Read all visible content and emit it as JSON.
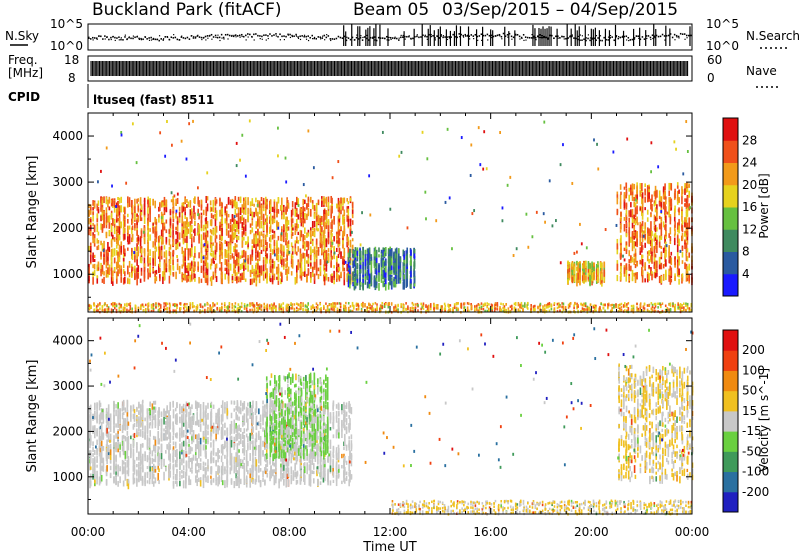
{
  "header": {
    "station": "Buckland Park (fitACF)",
    "beam": "Beam 05",
    "date_range": "03/Sep/2015 – 04/Sep/2015"
  },
  "panels": {
    "nsky_label": "N.Sky",
    "nsky_ticks": [
      "10^5",
      "10^0"
    ],
    "nsearch_label": "N.Search",
    "nsearch_ticks": [
      "10^5",
      "10^0"
    ],
    "freq_label_line1": "Freq.",
    "freq_label_line2": "[MHz]",
    "freq_ticks": [
      "18",
      "8"
    ],
    "nave_label": "Nave",
    "nave_ticks": [
      "60",
      "0"
    ],
    "cpid_label": "CPID",
    "cpid_value": "ltuseq (fast) 8511"
  },
  "chart_data": [
    {
      "type": "heatmap",
      "title": "",
      "xlabel": "Time UT",
      "ylabel": "Slant Range [km]",
      "x_ticks": [
        "00:00",
        "04:00",
        "08:00",
        "12:00",
        "16:00",
        "20:00",
        "00:00"
      ],
      "x_range_hours": [
        0,
        24
      ],
      "ylim": [
        180,
        4500
      ],
      "y_ticks": [
        1000,
        2000,
        3000,
        4000
      ],
      "colorbar": {
        "label": "Power [dB]",
        "ticks": [
          "4",
          "8",
          "12",
          "16",
          "20",
          "24",
          "28"
        ],
        "range": [
          0,
          30
        ],
        "colors": [
          "#1a1aff",
          "#2a5aa0",
          "#3f8a5f",
          "#66c040",
          "#e6d21e",
          "#f29a1a",
          "#f0501a",
          "#e01010"
        ]
      },
      "scatter_regions": [
        {
          "t_start": 0.0,
          "t_end": 10.5,
          "range_low": 900,
          "range_high": 2700,
          "dominant_db": 22
        },
        {
          "t_start": 10.3,
          "t_end": 13.0,
          "range_low": 800,
          "range_high": 1600,
          "dominant_db": 8
        },
        {
          "t_start": 19.0,
          "t_end": 20.5,
          "range_low": 900,
          "range_high": 1300,
          "dominant_db": 18
        },
        {
          "t_start": 21.0,
          "t_end": 24.0,
          "range_low": 900,
          "range_high": 3000,
          "dominant_db": 22
        },
        {
          "t_start": 0.0,
          "t_end": 24.0,
          "range_low": 200,
          "range_high": 400,
          "dominant_db": 20
        }
      ]
    },
    {
      "type": "heatmap",
      "title": "",
      "xlabel": "Time UT",
      "ylabel": "Slant Range [km]",
      "x_ticks": [
        "00:00",
        "04:00",
        "08:00",
        "12:00",
        "16:00",
        "20:00",
        "00:00"
      ],
      "x_range_hours": [
        0,
        24
      ],
      "ylim": [
        180,
        4500
      ],
      "y_ticks": [
        1000,
        2000,
        3000,
        4000
      ],
      "colorbar": {
        "label": "Velocity [m s^-1]",
        "ticks": [
          "200",
          "100",
          "50",
          "15",
          "-15",
          "-50",
          "-100",
          "-200"
        ],
        "range": [
          -250,
          250
        ],
        "colors": [
          "#2020c0",
          "#2a70a0",
          "#3f9a5a",
          "#6ad040",
          "#c8c8c8",
          "#f0c020",
          "#f08a10",
          "#f04010",
          "#e01010"
        ]
      },
      "scatter_regions": [
        {
          "t_start": 0.0,
          "t_end": 10.5,
          "range_low": 900,
          "range_high": 2700,
          "dominant_ms": 0
        },
        {
          "t_start": 7.0,
          "t_end": 9.5,
          "range_low": 1500,
          "range_high": 3300,
          "dominant_ms": -40
        },
        {
          "t_start": 21.0,
          "t_end": 24.0,
          "range_low": 1000,
          "range_high": 3500,
          "dominant_ms": 30
        },
        {
          "t_start": 12.0,
          "t_end": 24.0,
          "range_low": 200,
          "range_high": 500,
          "dominant_ms": 30
        }
      ]
    }
  ]
}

Written instruction: Please write out all the data again word for word, but not the pictures.

Complete response:
Read all visible content and emit it as JSON.
{
  "header": {
    "station": "Buckland Park (fitACF)",
    "beam": "Beam 05",
    "date_range": "03/Sep/2015 – 04/Sep/2015"
  },
  "panels": {
    "nsky_label": "N.Sky",
    "nsky_ticks": [
      "10^5",
      "10^0"
    ],
    "nsearch_label": "N.Search",
    "nsearch_ticks": [
      "10^5",
      "10^0"
    ],
    "freq_label_line1": "Freq.",
    "freq_label_line2": "[MHz]",
    "freq_ticks": [
      "18",
      "8"
    ],
    "nave_label": "Nave",
    "nave_ticks": [
      "60",
      "0"
    ],
    "cpid_label": "CPID",
    "cpid_value": "ltuseq (fast) 8511"
  },
  "chart_data": [
    {
      "type": "heatmap",
      "title": "",
      "xlabel": "Time UT",
      "ylabel": "Slant Range [km]",
      "x_ticks": [
        "00:00",
        "04:00",
        "08:00",
        "12:00",
        "16:00",
        "20:00",
        "00:00"
      ],
      "x_range_hours": [
        0,
        24
      ],
      "ylim": [
        180,
        4500
      ],
      "y_ticks": [
        1000,
        2000,
        3000,
        4000
      ],
      "colorbar": {
        "label": "Power [dB]",
        "ticks": [
          "4",
          "8",
          "12",
          "16",
          "20",
          "24",
          "28"
        ],
        "range": [
          0,
          30
        ],
        "colors": [
          "#1a1aff",
          "#2a5aa0",
          "#3f8a5f",
          "#66c040",
          "#e6d21e",
          "#f29a1a",
          "#f0501a",
          "#e01010"
        ]
      },
      "scatter_regions": [
        {
          "t_start": 0.0,
          "t_end": 10.5,
          "range_low": 900,
          "range_high": 2700,
          "dominant_db": 22
        },
        {
          "t_start": 10.3,
          "t_end": 13.0,
          "range_low": 800,
          "range_high": 1600,
          "dominant_db": 8
        },
        {
          "t_start": 19.0,
          "t_end": 20.5,
          "range_low": 900,
          "range_high": 1300,
          "dominant_db": 18
        },
        {
          "t_start": 21.0,
          "t_end": 24.0,
          "range_low": 900,
          "range_high": 3000,
          "dominant_db": 22
        },
        {
          "t_start": 0.0,
          "t_end": 24.0,
          "range_low": 200,
          "range_high": 400,
          "dominant_db": 20
        }
      ]
    },
    {
      "type": "heatmap",
      "title": "",
      "xlabel": "Time UT",
      "ylabel": "Slant Range [km]",
      "x_ticks": [
        "00:00",
        "04:00",
        "08:00",
        "12:00",
        "16:00",
        "20:00",
        "00:00"
      ],
      "x_range_hours": [
        0,
        24
      ],
      "ylim": [
        180,
        4500
      ],
      "y_ticks": [
        1000,
        2000,
        3000,
        4000
      ],
      "colorbar": {
        "label": "Velocity [m s^-1]",
        "ticks": [
          "200",
          "100",
          "50",
          "15",
          "-15",
          "-50",
          "-100",
          "-200"
        ],
        "range": [
          -250,
          250
        ],
        "colors": [
          "#2020c0",
          "#2a70a0",
          "#3f9a5a",
          "#6ad040",
          "#c8c8c8",
          "#f0c020",
          "#f08a10",
          "#f04010",
          "#e01010"
        ]
      },
      "scatter_regions": [
        {
          "t_start": 0.0,
          "t_end": 10.5,
          "range_low": 900,
          "range_high": 2700,
          "dominant_ms": 0
        },
        {
          "t_start": 7.0,
          "t_end": 9.5,
          "range_low": 1500,
          "range_high": 3300,
          "dominant_ms": -40
        },
        {
          "t_start": 21.0,
          "t_end": 24.0,
          "range_low": 1000,
          "range_high": 3500,
          "dominant_ms": 30
        },
        {
          "t_start": 12.0,
          "t_end": 24.0,
          "range_low": 200,
          "range_high": 500,
          "dominant_ms": 30
        }
      ]
    }
  ]
}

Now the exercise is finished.